(Listings of layout items with boxes)
* begin *

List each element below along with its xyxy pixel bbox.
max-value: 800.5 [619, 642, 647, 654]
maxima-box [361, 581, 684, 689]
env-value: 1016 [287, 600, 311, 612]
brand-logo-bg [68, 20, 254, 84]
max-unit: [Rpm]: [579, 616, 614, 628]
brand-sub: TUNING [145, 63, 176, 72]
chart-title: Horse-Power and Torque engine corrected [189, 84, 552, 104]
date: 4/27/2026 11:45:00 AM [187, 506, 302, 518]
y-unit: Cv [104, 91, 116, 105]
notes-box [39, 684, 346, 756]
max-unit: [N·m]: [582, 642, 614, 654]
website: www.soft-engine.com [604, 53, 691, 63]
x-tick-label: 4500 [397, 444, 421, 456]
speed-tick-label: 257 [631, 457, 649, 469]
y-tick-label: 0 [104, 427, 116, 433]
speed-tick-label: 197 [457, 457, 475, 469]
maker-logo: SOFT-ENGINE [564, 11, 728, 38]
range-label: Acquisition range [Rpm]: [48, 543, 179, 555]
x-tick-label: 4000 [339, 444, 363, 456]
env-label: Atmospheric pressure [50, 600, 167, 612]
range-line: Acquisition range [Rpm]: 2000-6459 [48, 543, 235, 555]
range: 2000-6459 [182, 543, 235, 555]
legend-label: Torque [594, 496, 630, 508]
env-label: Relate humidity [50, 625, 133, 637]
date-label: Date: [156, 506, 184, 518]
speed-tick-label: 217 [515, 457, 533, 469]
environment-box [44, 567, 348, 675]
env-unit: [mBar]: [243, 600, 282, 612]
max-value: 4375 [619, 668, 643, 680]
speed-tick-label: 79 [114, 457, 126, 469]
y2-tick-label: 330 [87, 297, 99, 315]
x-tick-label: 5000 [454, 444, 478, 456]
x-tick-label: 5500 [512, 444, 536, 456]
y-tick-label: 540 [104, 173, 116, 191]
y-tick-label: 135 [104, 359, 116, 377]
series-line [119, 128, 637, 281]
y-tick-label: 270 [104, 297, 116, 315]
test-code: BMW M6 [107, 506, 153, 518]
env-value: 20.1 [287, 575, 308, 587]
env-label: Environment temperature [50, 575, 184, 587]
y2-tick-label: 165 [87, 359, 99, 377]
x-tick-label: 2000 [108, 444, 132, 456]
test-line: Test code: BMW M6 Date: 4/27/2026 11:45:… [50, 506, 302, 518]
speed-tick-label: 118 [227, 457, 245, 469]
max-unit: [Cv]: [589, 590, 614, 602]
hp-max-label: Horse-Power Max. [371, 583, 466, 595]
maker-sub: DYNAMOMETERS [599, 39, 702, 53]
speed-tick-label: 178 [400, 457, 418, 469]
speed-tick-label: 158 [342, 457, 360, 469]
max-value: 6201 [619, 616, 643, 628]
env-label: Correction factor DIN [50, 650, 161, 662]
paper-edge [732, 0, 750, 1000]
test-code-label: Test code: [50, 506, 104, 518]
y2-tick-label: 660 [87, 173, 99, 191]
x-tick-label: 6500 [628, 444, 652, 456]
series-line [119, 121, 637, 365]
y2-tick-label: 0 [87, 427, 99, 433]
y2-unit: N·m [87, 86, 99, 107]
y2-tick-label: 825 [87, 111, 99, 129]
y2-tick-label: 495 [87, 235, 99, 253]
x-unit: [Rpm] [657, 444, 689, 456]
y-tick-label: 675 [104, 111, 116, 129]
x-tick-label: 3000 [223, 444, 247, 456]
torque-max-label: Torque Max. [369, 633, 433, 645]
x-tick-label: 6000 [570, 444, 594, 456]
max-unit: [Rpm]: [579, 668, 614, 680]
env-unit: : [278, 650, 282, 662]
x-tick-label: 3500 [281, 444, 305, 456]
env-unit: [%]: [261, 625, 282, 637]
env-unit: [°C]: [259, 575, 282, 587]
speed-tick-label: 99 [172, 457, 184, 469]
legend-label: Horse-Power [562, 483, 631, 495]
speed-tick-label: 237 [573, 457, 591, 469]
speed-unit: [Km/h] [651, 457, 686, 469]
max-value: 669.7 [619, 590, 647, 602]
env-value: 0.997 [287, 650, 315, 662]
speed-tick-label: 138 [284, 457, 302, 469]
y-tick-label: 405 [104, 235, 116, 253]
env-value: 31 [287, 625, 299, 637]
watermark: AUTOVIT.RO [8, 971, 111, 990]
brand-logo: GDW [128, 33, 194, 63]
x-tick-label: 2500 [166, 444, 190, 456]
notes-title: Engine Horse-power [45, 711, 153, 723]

* end *

* [Directions for this task]: Reproduce every item above word for word, one line each, in the same order.

* [Task answer]:
List each element below along with its xyxy pixel bbox.
max-value: 800.5 [619, 642, 647, 654]
maxima-box [361, 581, 684, 689]
env-value: 1016 [287, 600, 311, 612]
brand-logo-bg [68, 20, 254, 84]
max-unit: [Rpm]: [579, 616, 614, 628]
brand-sub: TUNING [145, 63, 176, 72]
chart-title: Horse-Power and Torque engine corrected [189, 84, 552, 104]
date: 4/27/2026 11:45:00 AM [187, 506, 302, 518]
y-unit: Cv [104, 91, 116, 105]
notes-box [39, 684, 346, 756]
max-unit: [N·m]: [582, 642, 614, 654]
website: www.soft-engine.com [604, 53, 691, 63]
x-tick-label: 4500 [397, 444, 421, 456]
speed-tick-label: 257 [631, 457, 649, 469]
y-tick-label: 0 [104, 427, 116, 433]
speed-tick-label: 197 [457, 457, 475, 469]
maker-logo: SOFT-ENGINE [564, 11, 728, 38]
range-label: Acquisition range [Rpm]: [48, 543, 179, 555]
x-tick-label: 4000 [339, 444, 363, 456]
env-label: Atmospheric pressure [50, 600, 167, 612]
range-line: Acquisition range [Rpm]: 2000-6459 [48, 543, 235, 555]
range: 2000-6459 [182, 543, 235, 555]
legend-label: Torque [594, 496, 630, 508]
env-label: Relate humidity [50, 625, 133, 637]
date-label: Date: [156, 506, 184, 518]
speed-tick-label: 217 [515, 457, 533, 469]
environment-box [44, 567, 348, 675]
env-unit: [mBar]: [243, 600, 282, 612]
max-value: 4375 [619, 668, 643, 680]
speed-tick-label: 79 [114, 457, 126, 469]
y2-tick-label: 330 [87, 297, 99, 315]
x-tick-label: 5000 [454, 444, 478, 456]
x-tick-label: 5500 [512, 444, 536, 456]
y-tick-label: 540 [104, 173, 116, 191]
y-tick-label: 135 [104, 359, 116, 377]
series-line [119, 128, 637, 281]
y-tick-label: 270 [104, 297, 116, 315]
test-code: BMW M6 [107, 506, 153, 518]
env-value: 20.1 [287, 575, 308, 587]
env-label: Environment temperature [50, 575, 184, 587]
y2-tick-label: 165 [87, 359, 99, 377]
x-tick-label: 2000 [108, 444, 132, 456]
test-line: Test code: BMW M6 Date: 4/27/2026 11:45:… [50, 506, 302, 518]
speed-tick-label: 118 [227, 457, 245, 469]
max-unit: [Cv]: [589, 590, 614, 602]
hp-max-label: Horse-Power Max. [371, 583, 466, 595]
maker-sub: DYNAMOMETERS [599, 39, 702, 53]
speed-tick-label: 178 [400, 457, 418, 469]
speed-tick-label: 158 [342, 457, 360, 469]
max-value: 6201 [619, 616, 643, 628]
env-label: Correction factor DIN [50, 650, 161, 662]
paper-edge [732, 0, 750, 1000]
test-code-label: Test code: [50, 506, 104, 518]
y2-tick-label: 660 [87, 173, 99, 191]
x-tick-label: 6500 [628, 444, 652, 456]
series-line [119, 121, 637, 365]
y2-tick-label: 0 [87, 427, 99, 433]
y2-unit: N·m [87, 86, 99, 107]
y2-tick-label: 825 [87, 111, 99, 129]
y2-tick-label: 495 [87, 235, 99, 253]
x-unit: [Rpm] [657, 444, 689, 456]
y-tick-label: 675 [104, 111, 116, 129]
x-tick-label: 3000 [223, 444, 247, 456]
torque-max-label: Torque Max. [369, 633, 433, 645]
x-tick-label: 6000 [570, 444, 594, 456]
max-unit: [Rpm]: [579, 668, 614, 680]
env-unit: : [278, 650, 282, 662]
x-tick-label: 3500 [281, 444, 305, 456]
env-unit: [%]: [261, 625, 282, 637]
env-unit: [°C]: [259, 575, 282, 587]
speed-tick-label: 99 [172, 457, 184, 469]
legend-label: Horse-Power [562, 483, 631, 495]
speed-tick-label: 237 [573, 457, 591, 469]
speed-unit: [Km/h] [651, 457, 686, 469]
max-value: 669.7 [619, 590, 647, 602]
env-value: 0.997 [287, 650, 315, 662]
speed-tick-label: 138 [284, 457, 302, 469]
y-tick-label: 405 [104, 235, 116, 253]
env-value: 31 [287, 625, 299, 637]
watermark: AUTOVIT.RO [8, 971, 111, 990]
brand-logo: GDW [128, 33, 194, 63]
x-tick-label: 2500 [166, 444, 190, 456]
notes-title: Engine Horse-power [45, 711, 153, 723]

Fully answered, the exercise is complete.